*** Task material ***

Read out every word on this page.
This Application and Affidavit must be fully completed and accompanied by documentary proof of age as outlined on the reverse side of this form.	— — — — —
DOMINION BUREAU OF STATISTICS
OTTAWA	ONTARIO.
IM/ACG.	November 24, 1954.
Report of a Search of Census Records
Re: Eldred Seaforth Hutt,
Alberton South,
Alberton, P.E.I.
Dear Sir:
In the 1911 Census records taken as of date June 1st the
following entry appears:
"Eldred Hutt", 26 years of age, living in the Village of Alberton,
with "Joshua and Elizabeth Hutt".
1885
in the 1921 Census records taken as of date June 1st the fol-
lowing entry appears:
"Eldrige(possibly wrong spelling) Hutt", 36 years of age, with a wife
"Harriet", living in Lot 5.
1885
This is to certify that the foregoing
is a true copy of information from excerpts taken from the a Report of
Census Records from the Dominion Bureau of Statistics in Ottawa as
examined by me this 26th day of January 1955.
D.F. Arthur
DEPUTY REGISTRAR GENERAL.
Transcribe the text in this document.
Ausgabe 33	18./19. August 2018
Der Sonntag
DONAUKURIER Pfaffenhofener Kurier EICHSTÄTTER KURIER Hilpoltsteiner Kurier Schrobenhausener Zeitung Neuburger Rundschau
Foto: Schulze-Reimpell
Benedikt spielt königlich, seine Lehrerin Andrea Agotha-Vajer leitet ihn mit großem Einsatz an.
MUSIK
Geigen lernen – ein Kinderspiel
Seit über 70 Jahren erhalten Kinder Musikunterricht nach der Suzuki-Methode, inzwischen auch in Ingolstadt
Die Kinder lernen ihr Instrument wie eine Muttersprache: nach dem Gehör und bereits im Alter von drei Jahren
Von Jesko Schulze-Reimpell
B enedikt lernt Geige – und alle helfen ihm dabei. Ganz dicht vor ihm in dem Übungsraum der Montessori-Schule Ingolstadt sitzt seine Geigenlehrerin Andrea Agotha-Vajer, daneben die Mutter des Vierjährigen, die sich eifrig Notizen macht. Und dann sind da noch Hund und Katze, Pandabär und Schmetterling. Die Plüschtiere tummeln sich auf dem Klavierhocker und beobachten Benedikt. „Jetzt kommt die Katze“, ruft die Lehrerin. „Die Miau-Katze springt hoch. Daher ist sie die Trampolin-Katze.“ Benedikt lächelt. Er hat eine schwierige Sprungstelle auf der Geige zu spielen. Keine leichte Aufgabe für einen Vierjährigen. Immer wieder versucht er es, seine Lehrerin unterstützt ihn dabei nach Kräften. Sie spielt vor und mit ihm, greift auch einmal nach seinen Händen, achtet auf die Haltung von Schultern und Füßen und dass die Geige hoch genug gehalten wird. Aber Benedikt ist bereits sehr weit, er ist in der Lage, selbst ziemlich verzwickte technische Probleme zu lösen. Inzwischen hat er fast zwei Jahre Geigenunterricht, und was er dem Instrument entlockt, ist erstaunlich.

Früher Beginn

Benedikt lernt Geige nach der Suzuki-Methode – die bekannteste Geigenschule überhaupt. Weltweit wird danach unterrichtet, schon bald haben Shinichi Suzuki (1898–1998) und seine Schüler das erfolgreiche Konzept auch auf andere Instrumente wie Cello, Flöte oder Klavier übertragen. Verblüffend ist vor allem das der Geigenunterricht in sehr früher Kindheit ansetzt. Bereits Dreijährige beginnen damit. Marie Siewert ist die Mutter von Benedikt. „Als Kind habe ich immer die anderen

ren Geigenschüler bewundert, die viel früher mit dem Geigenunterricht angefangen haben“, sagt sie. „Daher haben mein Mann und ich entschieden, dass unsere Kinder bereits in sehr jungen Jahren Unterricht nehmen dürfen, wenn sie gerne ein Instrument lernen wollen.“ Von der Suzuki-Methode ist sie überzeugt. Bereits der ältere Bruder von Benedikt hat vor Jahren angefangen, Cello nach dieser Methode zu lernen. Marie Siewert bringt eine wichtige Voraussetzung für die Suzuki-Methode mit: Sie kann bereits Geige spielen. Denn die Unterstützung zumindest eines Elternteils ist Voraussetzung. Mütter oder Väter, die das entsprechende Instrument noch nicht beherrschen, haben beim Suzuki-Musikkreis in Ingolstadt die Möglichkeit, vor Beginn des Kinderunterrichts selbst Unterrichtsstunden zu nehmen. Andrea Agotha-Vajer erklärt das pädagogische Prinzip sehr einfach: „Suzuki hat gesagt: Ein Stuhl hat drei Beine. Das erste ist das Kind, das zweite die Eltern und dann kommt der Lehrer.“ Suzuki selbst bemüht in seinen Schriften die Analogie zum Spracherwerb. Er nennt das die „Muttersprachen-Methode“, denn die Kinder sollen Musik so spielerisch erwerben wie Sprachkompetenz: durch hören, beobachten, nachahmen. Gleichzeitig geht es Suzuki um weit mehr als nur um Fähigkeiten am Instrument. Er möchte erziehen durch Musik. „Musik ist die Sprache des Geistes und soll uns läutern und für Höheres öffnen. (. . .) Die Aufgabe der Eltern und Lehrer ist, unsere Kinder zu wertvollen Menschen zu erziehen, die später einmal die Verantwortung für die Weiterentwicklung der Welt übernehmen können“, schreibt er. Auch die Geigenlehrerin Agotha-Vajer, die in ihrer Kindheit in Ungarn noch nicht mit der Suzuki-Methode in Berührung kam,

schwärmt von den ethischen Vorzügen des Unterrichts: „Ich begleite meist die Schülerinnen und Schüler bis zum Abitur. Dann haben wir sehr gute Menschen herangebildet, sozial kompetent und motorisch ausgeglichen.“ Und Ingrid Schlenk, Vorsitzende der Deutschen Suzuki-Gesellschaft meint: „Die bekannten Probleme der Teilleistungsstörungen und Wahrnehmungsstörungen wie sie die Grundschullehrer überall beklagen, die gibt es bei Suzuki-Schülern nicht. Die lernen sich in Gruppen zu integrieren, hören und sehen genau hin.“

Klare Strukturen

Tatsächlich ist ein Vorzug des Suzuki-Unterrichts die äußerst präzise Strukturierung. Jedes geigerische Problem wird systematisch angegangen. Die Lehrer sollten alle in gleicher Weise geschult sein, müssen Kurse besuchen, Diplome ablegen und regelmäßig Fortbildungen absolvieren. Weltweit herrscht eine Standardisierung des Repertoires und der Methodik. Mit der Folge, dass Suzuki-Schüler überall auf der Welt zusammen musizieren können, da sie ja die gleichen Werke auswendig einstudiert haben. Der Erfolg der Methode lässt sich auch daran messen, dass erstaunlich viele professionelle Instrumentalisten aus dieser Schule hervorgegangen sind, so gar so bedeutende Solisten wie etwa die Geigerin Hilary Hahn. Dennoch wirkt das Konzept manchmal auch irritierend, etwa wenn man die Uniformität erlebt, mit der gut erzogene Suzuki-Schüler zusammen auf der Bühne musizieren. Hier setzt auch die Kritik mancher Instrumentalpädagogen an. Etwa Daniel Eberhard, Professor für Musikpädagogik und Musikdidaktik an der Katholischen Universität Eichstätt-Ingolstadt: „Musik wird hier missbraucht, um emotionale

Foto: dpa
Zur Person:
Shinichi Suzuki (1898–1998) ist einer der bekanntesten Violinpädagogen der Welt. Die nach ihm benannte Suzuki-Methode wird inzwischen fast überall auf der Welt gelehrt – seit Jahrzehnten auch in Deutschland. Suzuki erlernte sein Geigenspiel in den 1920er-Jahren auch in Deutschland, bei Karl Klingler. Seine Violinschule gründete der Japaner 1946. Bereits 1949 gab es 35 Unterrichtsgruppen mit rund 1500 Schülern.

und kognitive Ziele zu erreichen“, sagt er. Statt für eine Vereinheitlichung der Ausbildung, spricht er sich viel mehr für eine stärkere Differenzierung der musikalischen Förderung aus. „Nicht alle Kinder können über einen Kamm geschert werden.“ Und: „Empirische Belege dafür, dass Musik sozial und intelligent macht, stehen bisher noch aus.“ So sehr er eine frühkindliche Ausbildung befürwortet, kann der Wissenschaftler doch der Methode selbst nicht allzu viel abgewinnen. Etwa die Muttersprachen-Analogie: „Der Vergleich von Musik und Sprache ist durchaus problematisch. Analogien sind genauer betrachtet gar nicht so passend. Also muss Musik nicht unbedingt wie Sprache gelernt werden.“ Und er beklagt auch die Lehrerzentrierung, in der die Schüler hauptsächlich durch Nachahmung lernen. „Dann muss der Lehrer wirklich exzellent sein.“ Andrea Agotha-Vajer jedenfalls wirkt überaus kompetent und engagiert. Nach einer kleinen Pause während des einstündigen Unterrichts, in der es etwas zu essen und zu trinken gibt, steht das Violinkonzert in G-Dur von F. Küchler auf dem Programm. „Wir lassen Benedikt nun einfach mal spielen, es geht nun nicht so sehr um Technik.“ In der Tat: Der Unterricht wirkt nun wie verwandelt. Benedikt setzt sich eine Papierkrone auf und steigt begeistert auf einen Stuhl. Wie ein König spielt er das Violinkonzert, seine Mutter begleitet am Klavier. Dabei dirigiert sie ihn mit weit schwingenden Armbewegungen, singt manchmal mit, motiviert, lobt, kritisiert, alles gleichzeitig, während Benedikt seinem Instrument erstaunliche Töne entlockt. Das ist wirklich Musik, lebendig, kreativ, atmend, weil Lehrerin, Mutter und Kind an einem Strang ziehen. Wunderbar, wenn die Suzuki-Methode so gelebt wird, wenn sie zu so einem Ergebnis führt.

***

→ **Written exercise**: Pull every line containing the word "Reimpell" out of the entries above.

→ **Result of this exercise**:
Foto: Schulze-Reimpell
Von Jesko Schulze-Reimpell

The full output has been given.